> **Extract**:
Updated: Nov 4, 2023



George Lamming famously observed that it was in the UK that he and other intellectuals of the Windrush generation first “became Caribbean.” It was the place where island peoples found one another and reflected on their shared experiences in the face of an often-harsh reception in their ‘mother country.’


In the 1950s and 1960s, England was the place where artists came together from the newly formed “Commonwealth”. One crucial gathering was the formation of the Caribbean Artists Movement (CAM) in London in 1966. An important moment that influenced events in the 1970s, 1980s and 1990s. Like the Harlem Renaissance that emerged in New York during the 1920s and 1930s, CAM was a diverse collection of writers, critics and artists who were interested in developing a modern Caribbean aesthetic -an aesthetic that explored colonial histories as well as defining a newly formed Black British identity.


The movement was co-founded by Edward Kamau Brathwaite, the Barbadian-born historian and poet who came to Britain to complete a doctorate; Andrew Salkey, the Jamaican-born academic and broadcaster; and the political and cultural activist Trinidadian-born John La Rose.


In 1968, Brathwaite wrote about CAM’s origins, dating them back to a small informal meeting held on 19 December 1966 in his London flat in Mecklenburgh Square: “What was to become the Caribbean Artists Movement (CAM) started in December 1966 in my Bloomsbury basement flat. I had recently arrived from the Caribbean on study leave to Britain, and as a writer myself, wanted, quite naturally, to get in touch with as many Caribbean artists as possible. But where were they? The novelists’ books were being regularly published; at the Commonwealth Arts Festival I had seen work by a few painters, designers and sculptors from the Caribbean; but no one seemed to know how to get in touch with them.”


They were concerned that many Caribbean writers and artists were being marginalised and did not have the opportunity to meet up and discuss their work and interests. And so set out to create a forum to allow creative folks of any ilk to meet informally. As stated by the George Padmore Institute: CAM was inclusive rather than exclusive and essentially open to anyone who wanted to share and understand the needs and aspirations of Caribbean artists.


The membership of CAM ranged from the illustrious titans of Caribbean creativity to new and upcoming artists. These included such eminent figures of the Caribbean arts as novelist, critic and historian C L R James, author of one of the very early West Indian novels, Minty Alley, novelist and poet Wilson Harris, and Pearl Connor, theatrical agent and activist. Among the CAM members representing the visual arts was distinguished sculptor Ronald Moody (younger brother of Dr Harold Moody), painter Aubrey Williams and textile designer, Althea McNish. Less established names at the time comprised the likes of Karl ‘Jerry’ Craig, Art Derry and Clifton Campbell, and younger emerging artists included Paul Dash, Winston Branch, Errol Lloyd, Winston Benn, and performance poet Linton Kwesi Johnson.

> **Recorded information**:
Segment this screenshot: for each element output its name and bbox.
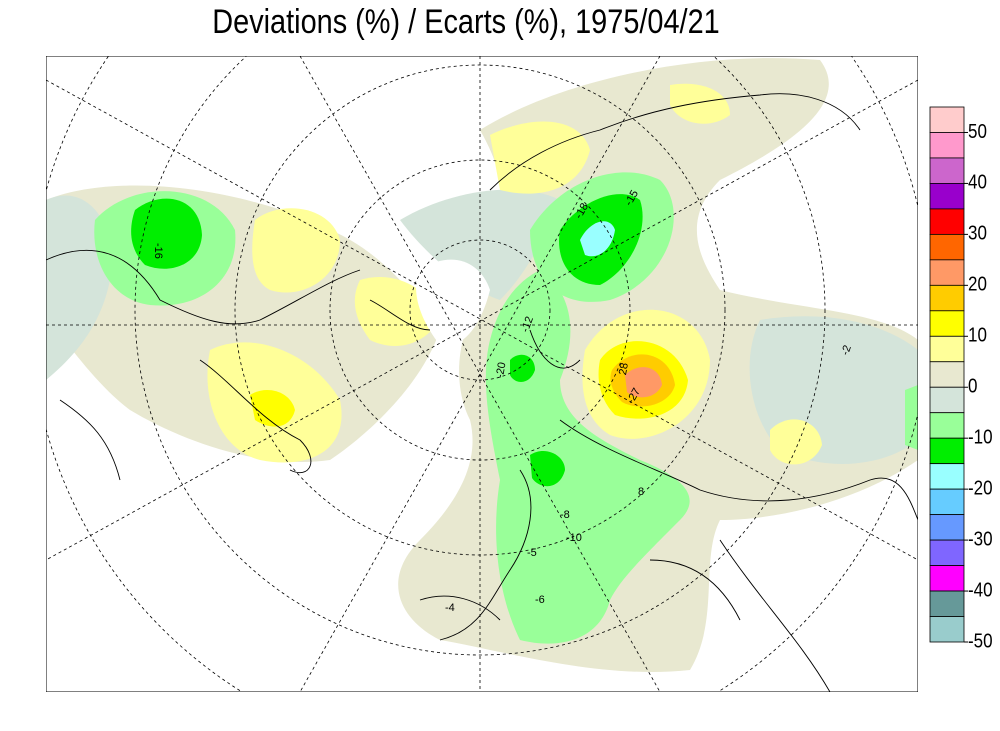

> **Instructions**:
A – Return the passage of the Caribbean Artists Movement text between "In the 1950s" and "Black British identity.", inclusive, word for word.
B – Supply the next part of the Caribbean Artists Movement text, picking up right after its last sentence.
The data come from a source separate from the Caribbean Artists Movement text.

> **Answers to the problems**:
A –
In the 1950s and 1960s, England was the place where artists came together from the newly formed “Commonwealth”. One crucial gathering was the formation of the Caribbean Artists Movement (CAM) in London in 1966. An important moment that influenced events in the 1970s, 1980s and 1990s. Like the Harlem Renaissance that emerged in New York during the 1920s and 1930s, CAM was a diverse collection of writers, critics and artists who were interested in developing a modern Caribbean aesthetic -an aesthetic that explored colonial histories as well as defining a newly formed Black British identity.

B –
In its intense six-year existence, it set the dominant trends in Caribbean arts, at the same time forging a bridge between Caribbean migrants and those who came to be known as Black Britons.


The first CAM conference was held in 1967 in London, and a subsequent conference at the University of Kent in 1969. The work of CAM members was first brought to the British public eye by the BBC in the Caribbean edition of the magazine programme Full House, produced by John La Rose and transmitted on 3 February 1973, in which the work of writers, musicians and film-makers was presented in a studio setting of visual artists' work brought together by CAM member Althea McNish.


CAM public sessions included such varied topics as ‘Africa’s Unique Dance Culture’ presented by John Akar, founder of the Sierra Leone Dance Company, and ‘Film as an Artistic Medium’, featuring Evan Jones and Horace Ové. Léon Damas of French Guiana was the subject of the first of three public sessions concerned with major poets from the French-speaking West Indies, followed by a focus on the more celebrated poets Aimé Césaire and Léopold Senghor of the Négritude movement in Paris of the 1930s. In ‘The Role and Nature of African Drumming’, Femi Fatoba, Nigerian musician, poet and actor and Tony Evora, Cuban musician and graphic designer, spoke about and played the tonal drums of the Yoruba as played in Fatoba’s homeland and as transferred to the Caribbean.


Caribbean art and the social role of its proponents would go on to be explored through CAM seminars, workshops, readings, exhibitions and a newsletter. Among the popular venues was the Keskidee Centre, off the Caledonian Road, in Islington.


Brathwaite’s momentous reading of his epic poem Rights of Passage at the Jeannetta Cochrane Theatre in Holborn, articulating the experiences of West Indian migrants in Britain using the rhythms of everyday speech, set the tone of what was to come.

“It was a tremendously exciting reading,” recalled Sarah White (partner of John La Rose). “People had never heard of anybody like Eddie as British poets didn’t have that performance tradition in those days.”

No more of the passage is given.